=== DATA RECORDS ===

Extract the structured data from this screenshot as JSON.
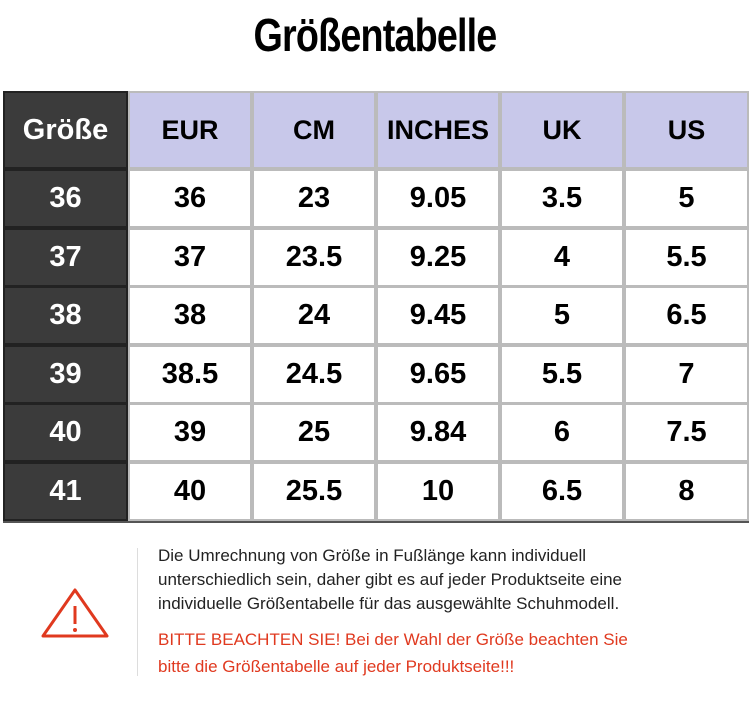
{
  "title": "Größentabelle",
  "table": {
    "header": [
      "Größe",
      "EUR",
      "CM",
      "INCHES",
      "UK",
      "US"
    ],
    "rows": [
      [
        "36",
        "36",
        "23",
        "9.05",
        "3.5",
        "5"
      ],
      [
        "37",
        "37",
        "23.5",
        "9.25",
        "4",
        "5.5"
      ],
      [
        "38",
        "38",
        "24",
        "9.45",
        "5",
        "6.5"
      ],
      [
        "39",
        "38.5",
        "24.5",
        "9.65",
        "5.5",
        "7"
      ],
      [
        "40",
        "39",
        "25",
        "9.84",
        "6",
        "7.5"
      ],
      [
        "41",
        "40",
        "25.5",
        "10",
        "6.5",
        "8"
      ]
    ]
  },
  "note": {
    "lines": [
      "Die Umrechnung von Größe in Fußlänge kann individuell",
      "unterschiedlich sein, daher gibt es auf jeder Produktseite eine",
      "individuelle Größentabelle für das ausgewählte Schuhmodell."
    ],
    "warning": [
      "BITTE BEACHTEN SIE! Bei der Wahl der Größe beachten Sie",
      "bitte die Größentabelle auf jeder Produktseite!!!"
    ]
  }
}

===

> [TASK] Locate each line containing the string "Produktseite" and show it.

> [EXERCISE SOLUTION]
      "unterschiedlich sein, daher gibt es auf jeder Produktseite eine",
      "bitte die Größentabelle auf jeder Produktseite!!!"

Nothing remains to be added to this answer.